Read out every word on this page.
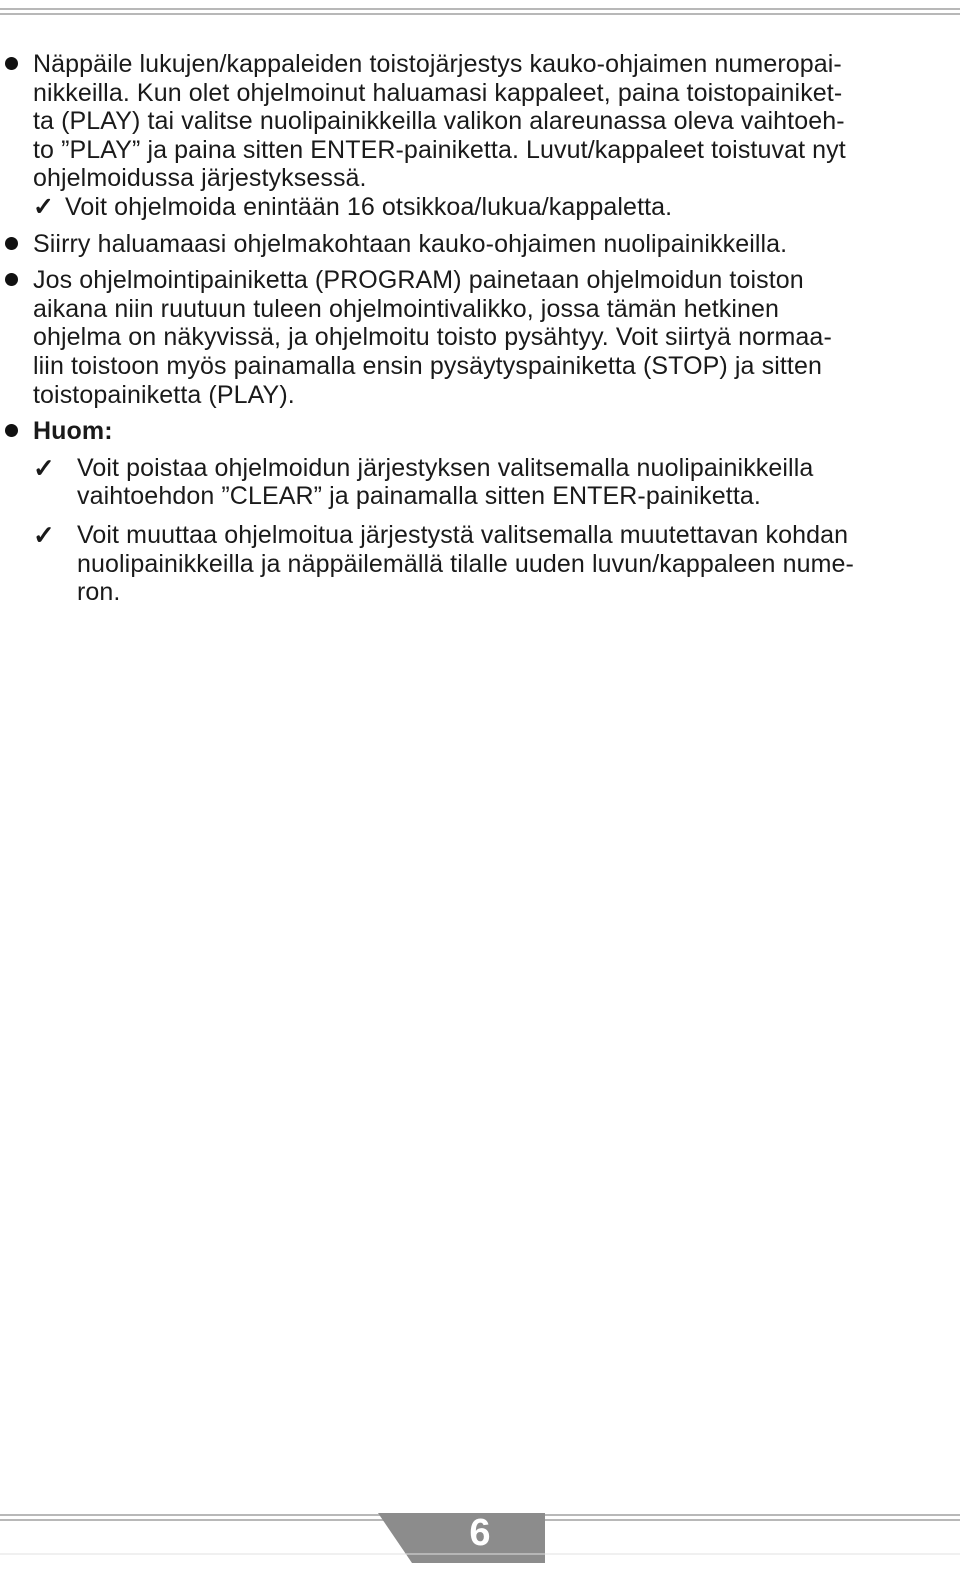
Näppäile lukujen/kappaleiden toistojärjestys kauko-ohjaimen numeropai-
nikkeilla. Kun olet ohjelmoinut haluamasi kappaleet, paina toistopainiket-
ta (PLAY) tai valitse nuolipainikkeilla valikon alareunassa oleva vaihtoeh-
to ”PLAY” ja paina sitten ENTER-painiketta. Luvut/kappaleet toistuvat nyt
ohjelmoidussa järjestyksessä.

✓ Voit ohjelmoida enintään 16 otsikkoa/lukua/kappaletta.

Siirry haluamaasi ohjelmakohtaan kauko-ohjaimen nuolipainikkeilla.

Jos ohjelmointipainiketta (PROGRAM) painetaan ohjelmoidun toiston
aikana niin ruutuun tuleen ohjelmointivalikko, jossa tämän hetkinen
ohjelma on näkyvissä, ja ohjelmoitu toisto pysähtyy. Voit siirtyä normaa-
liin toistoon myös painamalla ensin pysäytyspainiketta (STOP) ja sitten
toistopainiketta (PLAY).

Huom:

✓ Voit poistaa ohjelmoidun järjestyksen valitsemalla nuolipainikkeilla
vaihtoehdon ”CLEAR” ja painamalla sitten ENTER-painiketta.
✓ Voit muuttaa ohjelmoitua järjestystä valitsemalla muutettavan kohdan
nuolipainikkeilla ja näppäilemällä tilalle uuden luvun/kappaleen nume-
ron.
6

- _Task to complete_
Without including any pictures, please restate all the records exactly.

- _Finished task_
Read out every word on this page.
Näppäile lukujen/kappaleiden toistojärjestys kauko-ohjaimen numeropai-
nikkeilla. Kun olet ohjelmoinut haluamasi kappaleet, paina toistopainiket-
ta (PLAY) tai valitse nuolipainikkeilla valikon alareunassa oleva vaihtoeh-
to ”PLAY” ja paina sitten ENTER-painiketta. Luvut/kappaleet toistuvat nyt
ohjelmoidussa järjestyksessä.

✓ Voit ohjelmoida enintään 16 otsikkoa/lukua/kappaletta.

Siirry haluamaasi ohjelmakohtaan kauko-ohjaimen nuolipainikkeilla.

Jos ohjelmointipainiketta (PROGRAM) painetaan ohjelmoidun toiston
aikana niin ruutuun tuleen ohjelmointivalikko, jossa tämän hetkinen
ohjelma on näkyvissä, ja ohjelmoitu toisto pysähtyy. Voit siirtyä normaa-
liin toistoon myös painamalla ensin pysäytyspainiketta (STOP) ja sitten
toistopainiketta (PLAY).

Huom:

✓ Voit poistaa ohjelmoidun järjestyksen valitsemalla nuolipainikkeilla
vaihtoehdon ”CLEAR” ja painamalla sitten ENTER-painiketta.
✓ Voit muuttaa ohjelmoitua järjestystä valitsemalla muutettavan kohdan
nuolipainikkeilla ja näppäilemällä tilalle uuden luvun/kappaleen nume-
ron.
6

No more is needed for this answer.